> **What the exercise asks**: How many lines of the records hold the string "прямошовные"? Reply with the number alone.
** START Source data **
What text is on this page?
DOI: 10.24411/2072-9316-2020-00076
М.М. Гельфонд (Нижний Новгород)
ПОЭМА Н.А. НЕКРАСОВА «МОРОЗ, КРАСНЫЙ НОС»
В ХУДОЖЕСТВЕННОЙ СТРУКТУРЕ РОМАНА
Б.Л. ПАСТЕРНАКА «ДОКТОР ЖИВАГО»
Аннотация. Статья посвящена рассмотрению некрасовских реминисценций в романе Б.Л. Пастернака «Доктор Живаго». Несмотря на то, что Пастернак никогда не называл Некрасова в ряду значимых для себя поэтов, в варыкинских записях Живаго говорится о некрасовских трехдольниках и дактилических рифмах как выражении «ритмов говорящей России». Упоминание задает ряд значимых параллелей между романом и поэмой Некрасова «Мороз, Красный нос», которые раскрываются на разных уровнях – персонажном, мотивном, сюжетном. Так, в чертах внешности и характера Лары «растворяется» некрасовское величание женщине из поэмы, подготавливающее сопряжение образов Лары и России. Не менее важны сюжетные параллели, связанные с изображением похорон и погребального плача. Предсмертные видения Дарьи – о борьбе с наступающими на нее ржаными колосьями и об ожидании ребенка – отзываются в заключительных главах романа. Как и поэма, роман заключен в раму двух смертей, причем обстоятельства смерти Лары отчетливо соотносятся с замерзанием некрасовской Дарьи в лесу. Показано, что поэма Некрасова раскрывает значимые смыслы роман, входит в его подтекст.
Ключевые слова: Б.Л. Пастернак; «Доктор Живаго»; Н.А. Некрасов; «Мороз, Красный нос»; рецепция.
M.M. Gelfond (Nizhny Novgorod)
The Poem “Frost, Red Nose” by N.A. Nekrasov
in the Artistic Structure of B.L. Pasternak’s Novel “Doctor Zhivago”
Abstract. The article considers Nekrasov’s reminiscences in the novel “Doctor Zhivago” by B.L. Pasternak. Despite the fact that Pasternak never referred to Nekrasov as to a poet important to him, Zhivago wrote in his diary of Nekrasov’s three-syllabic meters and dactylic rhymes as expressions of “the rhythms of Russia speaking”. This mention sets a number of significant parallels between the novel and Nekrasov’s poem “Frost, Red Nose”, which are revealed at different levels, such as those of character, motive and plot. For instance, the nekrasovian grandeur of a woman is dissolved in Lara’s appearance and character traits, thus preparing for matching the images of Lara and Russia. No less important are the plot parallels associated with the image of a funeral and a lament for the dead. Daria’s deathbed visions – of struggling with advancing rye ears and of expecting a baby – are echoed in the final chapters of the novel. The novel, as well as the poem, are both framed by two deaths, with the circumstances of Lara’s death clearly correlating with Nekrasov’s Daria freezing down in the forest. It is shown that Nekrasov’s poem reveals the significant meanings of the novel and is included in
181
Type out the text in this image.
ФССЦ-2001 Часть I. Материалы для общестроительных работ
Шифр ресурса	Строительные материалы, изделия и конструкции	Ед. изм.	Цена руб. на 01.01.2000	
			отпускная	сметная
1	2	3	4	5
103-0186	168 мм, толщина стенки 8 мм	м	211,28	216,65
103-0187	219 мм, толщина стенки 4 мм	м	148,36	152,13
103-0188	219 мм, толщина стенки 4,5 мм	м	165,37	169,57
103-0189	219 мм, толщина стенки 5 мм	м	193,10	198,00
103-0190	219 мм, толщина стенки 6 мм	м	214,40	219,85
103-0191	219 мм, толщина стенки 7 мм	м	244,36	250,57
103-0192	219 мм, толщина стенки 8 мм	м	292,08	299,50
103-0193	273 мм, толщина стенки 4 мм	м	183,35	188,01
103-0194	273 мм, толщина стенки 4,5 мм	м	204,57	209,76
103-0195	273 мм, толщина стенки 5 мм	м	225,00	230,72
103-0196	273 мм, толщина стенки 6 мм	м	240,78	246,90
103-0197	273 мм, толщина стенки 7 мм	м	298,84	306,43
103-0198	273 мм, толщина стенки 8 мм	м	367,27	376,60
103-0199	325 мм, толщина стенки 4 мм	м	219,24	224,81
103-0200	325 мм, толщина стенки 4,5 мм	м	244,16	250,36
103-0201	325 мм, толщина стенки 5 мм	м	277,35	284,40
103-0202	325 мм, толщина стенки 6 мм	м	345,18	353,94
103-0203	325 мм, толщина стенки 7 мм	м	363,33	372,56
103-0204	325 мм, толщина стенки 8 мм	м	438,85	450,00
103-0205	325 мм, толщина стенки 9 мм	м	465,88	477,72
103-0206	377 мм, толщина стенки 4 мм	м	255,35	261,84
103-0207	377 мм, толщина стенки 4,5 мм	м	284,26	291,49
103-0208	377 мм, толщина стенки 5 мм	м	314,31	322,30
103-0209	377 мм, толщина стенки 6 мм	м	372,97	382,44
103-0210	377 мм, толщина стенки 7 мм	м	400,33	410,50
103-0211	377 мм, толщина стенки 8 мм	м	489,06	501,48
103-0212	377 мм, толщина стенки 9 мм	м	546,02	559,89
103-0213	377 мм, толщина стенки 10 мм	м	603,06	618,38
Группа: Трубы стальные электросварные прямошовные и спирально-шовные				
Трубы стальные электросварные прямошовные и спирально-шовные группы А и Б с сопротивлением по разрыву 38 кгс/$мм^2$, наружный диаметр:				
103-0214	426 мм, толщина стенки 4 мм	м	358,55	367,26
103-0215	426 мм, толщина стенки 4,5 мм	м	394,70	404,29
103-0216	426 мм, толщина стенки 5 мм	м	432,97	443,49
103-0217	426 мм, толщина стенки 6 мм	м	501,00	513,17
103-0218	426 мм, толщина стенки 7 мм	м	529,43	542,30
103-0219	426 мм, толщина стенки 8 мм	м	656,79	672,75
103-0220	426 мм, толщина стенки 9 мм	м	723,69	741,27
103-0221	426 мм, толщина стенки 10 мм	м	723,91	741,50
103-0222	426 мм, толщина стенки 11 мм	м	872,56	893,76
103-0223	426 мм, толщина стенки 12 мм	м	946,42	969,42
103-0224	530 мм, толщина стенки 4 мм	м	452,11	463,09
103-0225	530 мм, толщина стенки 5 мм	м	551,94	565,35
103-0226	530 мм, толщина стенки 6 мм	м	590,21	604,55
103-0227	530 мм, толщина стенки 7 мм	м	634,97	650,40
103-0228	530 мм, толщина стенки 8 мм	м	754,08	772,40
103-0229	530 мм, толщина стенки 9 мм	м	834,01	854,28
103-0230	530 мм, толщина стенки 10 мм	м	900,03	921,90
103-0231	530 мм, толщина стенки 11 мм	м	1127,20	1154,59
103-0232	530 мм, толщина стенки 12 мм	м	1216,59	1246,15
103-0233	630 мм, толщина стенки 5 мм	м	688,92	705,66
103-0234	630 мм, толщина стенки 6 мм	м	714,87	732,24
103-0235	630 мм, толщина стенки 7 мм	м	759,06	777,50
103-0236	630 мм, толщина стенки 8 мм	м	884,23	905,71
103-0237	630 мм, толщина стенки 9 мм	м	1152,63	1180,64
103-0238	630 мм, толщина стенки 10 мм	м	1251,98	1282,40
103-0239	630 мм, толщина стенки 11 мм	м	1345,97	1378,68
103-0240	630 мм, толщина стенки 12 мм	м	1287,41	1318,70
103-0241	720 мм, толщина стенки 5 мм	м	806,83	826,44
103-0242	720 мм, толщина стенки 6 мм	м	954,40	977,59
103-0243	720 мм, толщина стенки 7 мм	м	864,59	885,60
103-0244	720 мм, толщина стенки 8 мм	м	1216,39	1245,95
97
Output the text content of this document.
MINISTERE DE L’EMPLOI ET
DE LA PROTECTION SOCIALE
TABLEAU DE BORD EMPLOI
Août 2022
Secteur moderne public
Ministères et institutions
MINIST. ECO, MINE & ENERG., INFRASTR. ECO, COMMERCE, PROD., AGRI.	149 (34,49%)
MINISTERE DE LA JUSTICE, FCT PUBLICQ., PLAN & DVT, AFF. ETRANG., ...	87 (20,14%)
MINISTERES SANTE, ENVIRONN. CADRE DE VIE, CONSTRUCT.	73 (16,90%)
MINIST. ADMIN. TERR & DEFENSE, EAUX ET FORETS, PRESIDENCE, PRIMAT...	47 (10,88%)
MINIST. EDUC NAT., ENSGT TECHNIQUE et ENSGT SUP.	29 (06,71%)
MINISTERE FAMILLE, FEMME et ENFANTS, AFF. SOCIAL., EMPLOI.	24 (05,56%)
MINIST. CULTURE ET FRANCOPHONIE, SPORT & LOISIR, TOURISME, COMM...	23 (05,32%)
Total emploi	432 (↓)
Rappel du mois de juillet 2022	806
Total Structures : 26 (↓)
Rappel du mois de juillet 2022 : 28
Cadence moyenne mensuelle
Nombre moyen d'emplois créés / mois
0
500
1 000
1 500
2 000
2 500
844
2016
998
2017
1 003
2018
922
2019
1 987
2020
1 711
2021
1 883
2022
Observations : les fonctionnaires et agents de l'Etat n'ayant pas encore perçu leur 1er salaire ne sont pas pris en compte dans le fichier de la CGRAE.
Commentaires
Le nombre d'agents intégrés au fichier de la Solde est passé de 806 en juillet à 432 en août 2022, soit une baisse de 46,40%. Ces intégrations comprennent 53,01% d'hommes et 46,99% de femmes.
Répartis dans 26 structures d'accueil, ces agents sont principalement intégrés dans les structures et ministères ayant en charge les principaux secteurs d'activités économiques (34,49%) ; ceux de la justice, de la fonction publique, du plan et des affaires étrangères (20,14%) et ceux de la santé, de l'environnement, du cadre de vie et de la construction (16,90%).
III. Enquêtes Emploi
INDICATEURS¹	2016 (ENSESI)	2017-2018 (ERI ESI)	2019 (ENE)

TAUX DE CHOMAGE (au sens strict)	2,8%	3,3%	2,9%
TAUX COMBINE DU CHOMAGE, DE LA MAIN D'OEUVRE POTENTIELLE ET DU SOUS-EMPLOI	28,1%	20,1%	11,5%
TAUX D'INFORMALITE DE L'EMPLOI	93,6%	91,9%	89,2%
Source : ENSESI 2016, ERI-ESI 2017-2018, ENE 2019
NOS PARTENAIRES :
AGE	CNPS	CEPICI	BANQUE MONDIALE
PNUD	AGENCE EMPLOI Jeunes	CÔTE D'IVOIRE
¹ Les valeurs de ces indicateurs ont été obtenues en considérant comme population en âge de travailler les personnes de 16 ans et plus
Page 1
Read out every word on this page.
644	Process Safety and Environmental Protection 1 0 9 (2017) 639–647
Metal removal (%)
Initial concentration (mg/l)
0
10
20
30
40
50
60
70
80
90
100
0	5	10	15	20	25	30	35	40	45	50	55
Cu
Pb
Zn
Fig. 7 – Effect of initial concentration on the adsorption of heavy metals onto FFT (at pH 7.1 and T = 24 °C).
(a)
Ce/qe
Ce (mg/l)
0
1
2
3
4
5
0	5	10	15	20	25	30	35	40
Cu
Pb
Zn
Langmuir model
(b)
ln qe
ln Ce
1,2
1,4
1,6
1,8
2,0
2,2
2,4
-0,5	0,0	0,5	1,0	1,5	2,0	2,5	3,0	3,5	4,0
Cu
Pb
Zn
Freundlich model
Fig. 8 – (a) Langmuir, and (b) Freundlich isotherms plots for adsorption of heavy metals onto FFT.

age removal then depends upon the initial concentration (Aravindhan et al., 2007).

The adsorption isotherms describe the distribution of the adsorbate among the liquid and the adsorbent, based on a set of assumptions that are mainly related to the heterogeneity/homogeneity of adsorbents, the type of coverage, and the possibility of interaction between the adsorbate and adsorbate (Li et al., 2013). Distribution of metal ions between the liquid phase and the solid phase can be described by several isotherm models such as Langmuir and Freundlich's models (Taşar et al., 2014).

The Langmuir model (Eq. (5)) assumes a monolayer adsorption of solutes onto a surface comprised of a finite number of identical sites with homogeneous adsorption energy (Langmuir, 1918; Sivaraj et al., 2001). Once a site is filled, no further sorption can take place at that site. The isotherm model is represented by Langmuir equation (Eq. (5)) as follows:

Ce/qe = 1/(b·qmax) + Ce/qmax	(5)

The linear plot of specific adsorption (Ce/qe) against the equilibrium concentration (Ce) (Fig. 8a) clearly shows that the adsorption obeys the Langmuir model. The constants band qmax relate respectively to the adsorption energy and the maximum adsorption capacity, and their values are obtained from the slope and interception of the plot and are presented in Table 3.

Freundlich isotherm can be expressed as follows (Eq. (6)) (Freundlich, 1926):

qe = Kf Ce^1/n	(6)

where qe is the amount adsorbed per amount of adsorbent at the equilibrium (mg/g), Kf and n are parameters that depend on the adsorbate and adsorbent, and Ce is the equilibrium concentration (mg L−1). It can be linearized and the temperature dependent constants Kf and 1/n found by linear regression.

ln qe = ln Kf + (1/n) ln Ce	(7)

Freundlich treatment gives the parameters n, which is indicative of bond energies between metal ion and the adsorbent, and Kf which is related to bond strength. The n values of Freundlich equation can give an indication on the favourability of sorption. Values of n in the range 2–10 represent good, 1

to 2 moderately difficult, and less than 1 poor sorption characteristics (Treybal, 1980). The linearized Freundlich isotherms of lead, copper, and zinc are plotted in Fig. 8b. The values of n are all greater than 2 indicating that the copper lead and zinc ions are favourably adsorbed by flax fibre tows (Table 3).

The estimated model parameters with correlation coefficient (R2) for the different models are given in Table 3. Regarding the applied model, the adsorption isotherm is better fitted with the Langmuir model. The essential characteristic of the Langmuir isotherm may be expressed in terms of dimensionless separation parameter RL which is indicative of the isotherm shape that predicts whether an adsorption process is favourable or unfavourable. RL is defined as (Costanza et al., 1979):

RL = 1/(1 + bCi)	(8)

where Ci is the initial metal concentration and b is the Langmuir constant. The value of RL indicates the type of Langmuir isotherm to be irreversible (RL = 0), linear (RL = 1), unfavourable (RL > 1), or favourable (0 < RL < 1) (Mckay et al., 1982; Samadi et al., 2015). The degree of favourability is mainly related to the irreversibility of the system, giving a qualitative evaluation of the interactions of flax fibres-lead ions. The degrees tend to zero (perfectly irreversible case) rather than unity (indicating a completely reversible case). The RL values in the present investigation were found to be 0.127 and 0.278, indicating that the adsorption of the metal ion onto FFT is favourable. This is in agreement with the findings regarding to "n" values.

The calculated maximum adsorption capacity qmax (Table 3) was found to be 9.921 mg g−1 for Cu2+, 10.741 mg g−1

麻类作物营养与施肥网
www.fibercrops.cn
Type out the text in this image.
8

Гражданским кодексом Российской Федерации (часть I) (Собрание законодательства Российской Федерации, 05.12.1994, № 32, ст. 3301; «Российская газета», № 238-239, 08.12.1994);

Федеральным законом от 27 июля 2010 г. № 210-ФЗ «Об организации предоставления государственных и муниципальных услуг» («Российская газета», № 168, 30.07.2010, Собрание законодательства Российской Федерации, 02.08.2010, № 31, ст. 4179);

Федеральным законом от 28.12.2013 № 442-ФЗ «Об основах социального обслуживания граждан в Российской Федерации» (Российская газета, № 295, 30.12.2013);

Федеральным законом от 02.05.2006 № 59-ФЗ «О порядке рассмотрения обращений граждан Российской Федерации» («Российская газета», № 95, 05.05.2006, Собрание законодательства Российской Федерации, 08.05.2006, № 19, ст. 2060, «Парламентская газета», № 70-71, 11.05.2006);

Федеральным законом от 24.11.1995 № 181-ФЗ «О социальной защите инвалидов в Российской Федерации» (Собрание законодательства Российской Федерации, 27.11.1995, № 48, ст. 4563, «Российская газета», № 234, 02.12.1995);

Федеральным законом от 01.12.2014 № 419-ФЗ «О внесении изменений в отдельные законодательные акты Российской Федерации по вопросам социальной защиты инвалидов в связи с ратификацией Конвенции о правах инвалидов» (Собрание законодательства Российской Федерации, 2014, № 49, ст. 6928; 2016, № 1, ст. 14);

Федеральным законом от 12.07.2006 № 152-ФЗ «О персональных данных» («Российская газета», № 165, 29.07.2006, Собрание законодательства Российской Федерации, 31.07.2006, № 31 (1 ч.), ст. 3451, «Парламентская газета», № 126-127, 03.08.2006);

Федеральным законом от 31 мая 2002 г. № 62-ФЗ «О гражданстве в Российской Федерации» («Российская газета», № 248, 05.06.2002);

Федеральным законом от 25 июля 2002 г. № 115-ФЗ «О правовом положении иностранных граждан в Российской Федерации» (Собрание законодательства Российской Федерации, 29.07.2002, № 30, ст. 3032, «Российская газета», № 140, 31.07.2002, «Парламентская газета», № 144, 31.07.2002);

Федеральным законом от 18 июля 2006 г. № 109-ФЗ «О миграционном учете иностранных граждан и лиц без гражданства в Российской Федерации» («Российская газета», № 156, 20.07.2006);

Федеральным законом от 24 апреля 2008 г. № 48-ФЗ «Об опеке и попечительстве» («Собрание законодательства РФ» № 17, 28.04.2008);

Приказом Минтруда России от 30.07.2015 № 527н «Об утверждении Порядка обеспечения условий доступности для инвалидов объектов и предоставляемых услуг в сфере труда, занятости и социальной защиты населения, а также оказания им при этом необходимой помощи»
** END Source data **
> **Output of the task**: 2